> **Written exercise**:
Please repeat all of the lines that follow, exactly as written.

> **Listing**:
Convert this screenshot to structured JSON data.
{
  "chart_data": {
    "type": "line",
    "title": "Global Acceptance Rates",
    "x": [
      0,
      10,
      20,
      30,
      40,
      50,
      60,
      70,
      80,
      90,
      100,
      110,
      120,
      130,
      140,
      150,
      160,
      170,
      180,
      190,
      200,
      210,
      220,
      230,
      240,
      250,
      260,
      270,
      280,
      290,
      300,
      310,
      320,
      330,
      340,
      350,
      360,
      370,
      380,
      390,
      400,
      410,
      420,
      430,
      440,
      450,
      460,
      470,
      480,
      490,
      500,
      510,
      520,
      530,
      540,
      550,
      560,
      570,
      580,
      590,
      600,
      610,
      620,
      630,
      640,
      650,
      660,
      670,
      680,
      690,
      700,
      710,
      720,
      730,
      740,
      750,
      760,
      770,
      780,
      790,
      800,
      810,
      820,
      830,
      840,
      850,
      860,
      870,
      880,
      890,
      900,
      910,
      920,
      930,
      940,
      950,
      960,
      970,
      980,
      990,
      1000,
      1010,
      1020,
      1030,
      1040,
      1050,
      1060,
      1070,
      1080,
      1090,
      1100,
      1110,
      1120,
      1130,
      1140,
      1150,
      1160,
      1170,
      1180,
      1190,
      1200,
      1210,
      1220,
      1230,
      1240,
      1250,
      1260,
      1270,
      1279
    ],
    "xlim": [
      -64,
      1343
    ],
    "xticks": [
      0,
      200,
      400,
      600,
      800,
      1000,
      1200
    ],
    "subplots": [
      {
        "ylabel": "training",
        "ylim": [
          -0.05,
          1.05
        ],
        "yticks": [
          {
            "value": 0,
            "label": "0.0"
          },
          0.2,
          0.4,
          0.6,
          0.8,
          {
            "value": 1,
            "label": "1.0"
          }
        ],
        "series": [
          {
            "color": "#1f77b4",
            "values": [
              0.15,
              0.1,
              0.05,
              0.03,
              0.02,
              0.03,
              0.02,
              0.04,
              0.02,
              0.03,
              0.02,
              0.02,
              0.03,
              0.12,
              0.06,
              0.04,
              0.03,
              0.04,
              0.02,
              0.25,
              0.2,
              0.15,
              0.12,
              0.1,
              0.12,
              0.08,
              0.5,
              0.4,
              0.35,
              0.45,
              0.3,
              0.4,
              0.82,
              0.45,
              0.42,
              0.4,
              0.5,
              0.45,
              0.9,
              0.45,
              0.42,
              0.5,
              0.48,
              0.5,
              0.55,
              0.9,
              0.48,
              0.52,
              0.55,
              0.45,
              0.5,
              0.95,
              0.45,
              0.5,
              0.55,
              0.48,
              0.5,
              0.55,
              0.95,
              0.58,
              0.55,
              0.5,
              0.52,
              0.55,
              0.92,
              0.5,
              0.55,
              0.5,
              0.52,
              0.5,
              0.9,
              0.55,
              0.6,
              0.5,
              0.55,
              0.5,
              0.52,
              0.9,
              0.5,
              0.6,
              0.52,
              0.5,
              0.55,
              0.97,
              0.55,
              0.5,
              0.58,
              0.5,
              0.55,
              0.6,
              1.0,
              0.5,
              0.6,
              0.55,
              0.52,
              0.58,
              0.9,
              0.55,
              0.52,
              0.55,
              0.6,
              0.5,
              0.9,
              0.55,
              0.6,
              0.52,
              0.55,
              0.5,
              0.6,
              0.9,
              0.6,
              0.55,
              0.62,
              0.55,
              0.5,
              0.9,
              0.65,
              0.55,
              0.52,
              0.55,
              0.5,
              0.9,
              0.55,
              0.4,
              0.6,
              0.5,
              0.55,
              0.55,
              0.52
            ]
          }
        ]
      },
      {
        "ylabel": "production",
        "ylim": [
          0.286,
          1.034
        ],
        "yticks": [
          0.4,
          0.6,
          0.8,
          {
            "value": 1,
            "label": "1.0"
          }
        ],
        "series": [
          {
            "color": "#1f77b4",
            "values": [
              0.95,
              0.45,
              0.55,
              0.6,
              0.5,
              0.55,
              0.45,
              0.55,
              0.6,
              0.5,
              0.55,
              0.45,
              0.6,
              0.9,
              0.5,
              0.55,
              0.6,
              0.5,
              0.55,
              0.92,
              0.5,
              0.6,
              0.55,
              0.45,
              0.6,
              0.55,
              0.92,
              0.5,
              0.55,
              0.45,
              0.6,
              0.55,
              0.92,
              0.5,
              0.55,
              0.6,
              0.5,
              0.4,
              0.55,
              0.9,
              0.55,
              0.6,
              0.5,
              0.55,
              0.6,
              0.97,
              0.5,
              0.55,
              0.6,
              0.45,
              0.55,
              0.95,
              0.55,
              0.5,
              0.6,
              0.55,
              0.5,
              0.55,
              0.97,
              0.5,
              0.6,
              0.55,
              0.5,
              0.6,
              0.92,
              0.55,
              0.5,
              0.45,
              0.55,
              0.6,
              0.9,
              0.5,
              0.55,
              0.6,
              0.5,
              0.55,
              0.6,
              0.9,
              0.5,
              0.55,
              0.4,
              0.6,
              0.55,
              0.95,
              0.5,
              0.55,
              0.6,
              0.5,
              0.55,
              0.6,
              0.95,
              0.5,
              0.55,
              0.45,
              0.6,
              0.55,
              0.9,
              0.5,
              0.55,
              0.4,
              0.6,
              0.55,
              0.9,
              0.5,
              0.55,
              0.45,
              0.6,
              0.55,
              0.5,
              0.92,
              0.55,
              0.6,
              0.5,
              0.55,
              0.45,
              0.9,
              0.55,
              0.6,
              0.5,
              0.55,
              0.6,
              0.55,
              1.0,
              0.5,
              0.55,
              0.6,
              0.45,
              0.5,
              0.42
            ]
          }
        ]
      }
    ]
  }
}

> **Response to the task**:
Convert this screenshot to structured JSON data.
{
  "chart_data": {
    "type": "line",
    "title": "Global Acceptance Rates",
    "x": [
      0,
      10,
      20,
      30,
      40,
      50,
      60,
      70,
      80,
      90,
      100,
      110,
      120,
      130,
      140,
      150,
      160,
      170,
      180,
      190,
      200,
      210,
      220,
      230,
      240,
      250,
      260,
      270,
      280,
      290,
      300,
      310,
      320,
      330,
      340,
      350,
      360,
      370,
      380,
      390,
      400,
      410,
      420,
      430,
      440,
      450,
      460,
      470,
      480,
      490,
      500,
      510,
      520,
      530,
      540,
      550,
      560,
      570,
      580,
      590,
      600,
      610,
      620,
      630,
      640,
      650,
      660,
      670,
      680,
      690,
      700,
      710,
      720,
      730,
      740,
      750,
      760,
      770,
      780,
      790,
      800,
      810,
      820,
      830,
      840,
      850,
      860,
      870,
      880,
      890,
      900,
      910,
      920,
      930,
      940,
      950,
      960,
      970,
      980,
      990,
      1000,
      1010,
      1020,
      1030,
      1040,
      1050,
      1060,
      1070,
      1080,
      1090,
      1100,
      1110,
      1120,
      1130,
      1140,
      1150,
      1160,
      1170,
      1180,
      1190,
      1200,
      1210,
      1220,
      1230,
      1240,
      1250,
      1260,
      1270,
      1279
    ],
    "xlim": [
      -64,
      1343
    ],
    "xticks": [
      0,
      200,
      400,
      600,
      800,
      1000,
      1200
    ],
    "subplots": [
      {
        "ylabel": "training",
        "ylim": [
          -0.05,
          1.05
        ],
        "yticks": [
          {
            "value": 0,
            "label": "0.0"
          },
          0.2,
          0.4,
          0.6,
          0.8,
          {
            "value": 1,
            "label": "1.0"
          }
        ],
        "series": [
          {
            "color": "#1f77b4",
            "values": [
              0.15,
              0.1,
              0.05,
              0.03,
              0.02,
              0.03,
              0.02,
              0.04,
              0.02,
              0.03,
              0.02,
              0.02,
              0.03,
              0.12,
              0.06,
              0.04,
              0.03,
              0.04,
              0.02,
              0.25,
              0.2,
              0.15,
              0.12,
              0.1,
              0.12,
              0.08,
              0.5,
              0.4,
              0.35,
              0.45,
              0.3,
              0.4,
              0.82,
              0.45,
              0.42,
              0.4,
              0.5,
              0.45,
              0.9,
              0.45,
              0.42,
              0.5,
              0.48,
              0.5,
              0.55,
              0.9,
              0.48,
              0.52,
              0.55,
              0.45,
              0.5,
              0.95,
              0.45,
              0.5,
              0.55,
              0.48,
              0.5,
              0.55,
              0.95,
              0.58,
              0.55,
              0.5,
              0.52,
              0.55,
              0.92,
              0.5,
              0.55,
              0.5,
              0.52,
              0.5,
              0.9,
              0.55,
              0.6,
              0.5,
              0.55,
              0.5,
              0.52,
              0.9,
              0.5,
              0.6,
              0.52,
              0.5,
              0.55,
              0.97,
              0.55,
              0.5,
              0.58,
              0.5,
              0.55,
              0.6,
              1.0,
              0.5,
              0.6,
              0.55,
              0.52,
              0.58,
              0.9,
              0.55,
              0.52,
              0.55,
              0.6,
              0.5,
              0.9,
              0.55,
              0.6,
              0.52,
              0.55,
              0.5,
              0.6,
              0.9,
              0.6,
              0.55,
              0.62,
              0.55,
              0.5,
              0.9,
              0.65,
              0.55,
              0.52,
              0.55,
              0.5,
              0.9,
              0.55,
              0.4,
              0.6,
              0.5,
              0.55,
              0.55,
              0.52
            ]
          }
        ]
      },
      {
        "ylabel": "production",
        "ylim": [
          0.286,
          1.034
        ],
        "yticks": [
          0.4,
          0.6,
          0.8,
          {
            "value": 1,
            "label": "1.0"
          }
        ],
        "series": [
          {
            "color": "#1f77b4",
            "values": [
              0.95,
              0.45,
              0.55,
              0.6,
              0.5,
              0.55,
              0.45,
              0.55,
              0.6,
              0.5,
              0.55,
              0.45,
              0.6,
              0.9,
              0.5,
              0.55,
              0.6,
              0.5,
              0.55,
              0.92,
              0.5,
              0.6,
              0.55,
              0.45,
              0.6,
              0.55,
              0.92,
              0.5,
              0.55,
              0.45,
              0.6,
              0.55,
              0.92,
              0.5,
              0.55,
              0.6,
              0.5,
              0.4,
              0.55,
              0.9,
              0.55,
              0.6,
              0.5,
              0.55,
              0.6,
              0.97,
              0.5,
              0.55,
              0.6,
              0.45,
              0.55,
              0.95,
              0.55,
              0.5,
              0.6,
              0.55,
              0.5,
              0.55,
              0.97,
              0.5,
              0.6,
              0.55,
              0.5,
              0.6,
              0.92,
              0.55,
              0.5,
              0.45,
              0.55,
              0.6,
              0.9,
              0.5,
              0.55,
              0.6,
              0.5,
              0.55,
              0.6,
              0.9,
              0.5,
              0.55,
              0.4,
              0.6,
              0.55,
              0.95,
              0.5,
              0.55,
              0.6,
              0.5,
              0.55,
              0.6,
              0.95,
              0.5,
              0.55,
              0.45,
              0.6,
              0.55,
              0.9,
              0.5,
              0.55,
              0.4,
              0.6,
              0.55,
              0.9,
              0.5,
              0.55,
              0.45,
              0.6,
              0.55,
              0.5,
              0.92,
              0.55,
              0.6,
              0.5,
              0.55,
              0.45,
              0.9,
              0.55,
              0.6,
              0.5,
              0.55,
              0.6,
              0.55,
              1.0,
              0.5,
              0.55,
              0.6,
              0.45,
              0.5,
              0.42
            ]
          }
        ]
      }
    ]
  }
}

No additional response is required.